What is being asked >>
In the data below, find every line with the string "Мамско" and pull it out.

Data to use >>
^^^^^^^^

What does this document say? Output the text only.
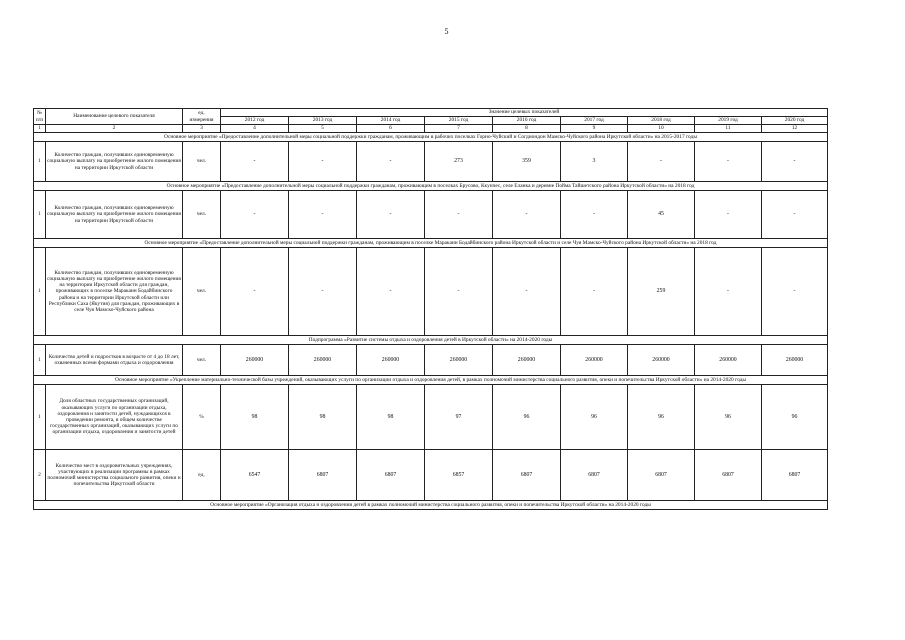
5
№
п/п	Наименование целевого показателя	ед.
измерения	Значение целевых показателей								
			2012 год	2013 год	2014 год	2015 год	2016 год	2017 год	2018 год	2019 год	2020 год
1	2	3	4	5	6	7	8	9	10	11	12
Основное мероприятие «Предоставление дополнительной меры социальной поддержки гражданам, проживающим в рабочих поселках Горно-Чуйский и Согдиондон Мамско-Чуйского района Иркутской области» на 2015-2017 годы											
1	Количество граждан, получивших единовременную социальную выплату на приобретение жилого помещения на территории Иркутской области	чел.	-	-	-	273	359	3	-	-	-
Основное мероприятие «Предоставление дополнительной меры социальной поддержки гражданам, проживающим в поселках Брусово, Ккунчес, селе Еланка и деревне Пойма Тайшетского района Иркутской области» на 2018 год											
1	Количество граждан, получивших единовременную социальную выплату на приобретение жилого помещения на территории Иркутской области	чел.	-	-	-	-	-	-	45	-	-
Основное мероприятие «Предоставление дополнительной меры социальной поддержки гражданам, проживающим в поселке Мараканн Бодайбинского района Иркутской области и селе Чуя Мамско-Чуйского района Иркутской области» на 2018 год											
1	Количество граждан, получивших единовременную социальную выплату на приобретение жилого помещения на территории Иркутской области для граждан, проживающих в поселке Мараканн Бодайбинского района и на территории Иркутской области или Республики Саха (Якутия) для граждан, проживающих в селе Чуя Мамско-Чуйского района	чел.	-	-	-	-	-	-	259	-	-
Подпрограмма «Развитие системы отдыха и оздоровления детей в Иркутской области» на 2014-2020 годы											
1	Количество детей и подростков в возрасте от 4 до 18 лет, охваченных всеми формами отдыха и оздоровления	чел.	260000	260000	260000	260000	260000	260000	260000	260000	260000
Основное мероприятие «Укрепление материально-технической базы учреждений, оказывающих услуги по организации отдыха и оздоровления детей, в рамках полномочий министерства социального развития, опеки и попечительства Иркутской области» на 2014-2020 годы											
1	Доля областных государственных организаций, оказывающих услуги по организации отдыха, оздоровления и занятости детей, нуждающихся в проведении ремонта, в общем количестве государственных организаций, оказывающих услуги по организации отдыха, оздоровления и занятости детей	%	98	98	98	97	96	96	96	96	96
2	Количество мест в оздоровительных учреждениях, участвующих в реализации программы в рамках полномочий министерства социального развития, опеки и попечительства Иркутской области	ед.	6547	6807	6807	6857	6807	6807	6807	6807	6807
Основное мероприятие «Организация отдыха и оздоровления детей в рамках полномочий министерства социального развития, опеки и попечительства Иркутской области» на 2014-2020 годы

^^^^^^^^

Task answer >>
Основное мероприятие «Предоставление дополнительной меры социальной поддержки гражданам, проживающим в рабочих поселках Горно-Чуйский и Согдиондон Мамско-Чуйского района Иркутской области» на 2015-2017 годы											
Основное мероприятие «Предоставление дополнительной меры социальной поддержки гражданам, проживающим в поселке Мараканн Бодайбинского района Иркутской области и селе Чуя Мамско-Чуйского района Иркутской области» на 2018 год											
1	Количество граждан, получивших единовременную социальную выплату на приобретение жилого помещения на территории Иркутской области для граждан, проживающих в поселке Мараканн Бодайбинского района и на территории Иркутской области или Республики Саха (Якутия) для граждан, проживающих в селе Чуя Мамско-Чуйского района	чел.	-	-	-	-	-	-	259	-	-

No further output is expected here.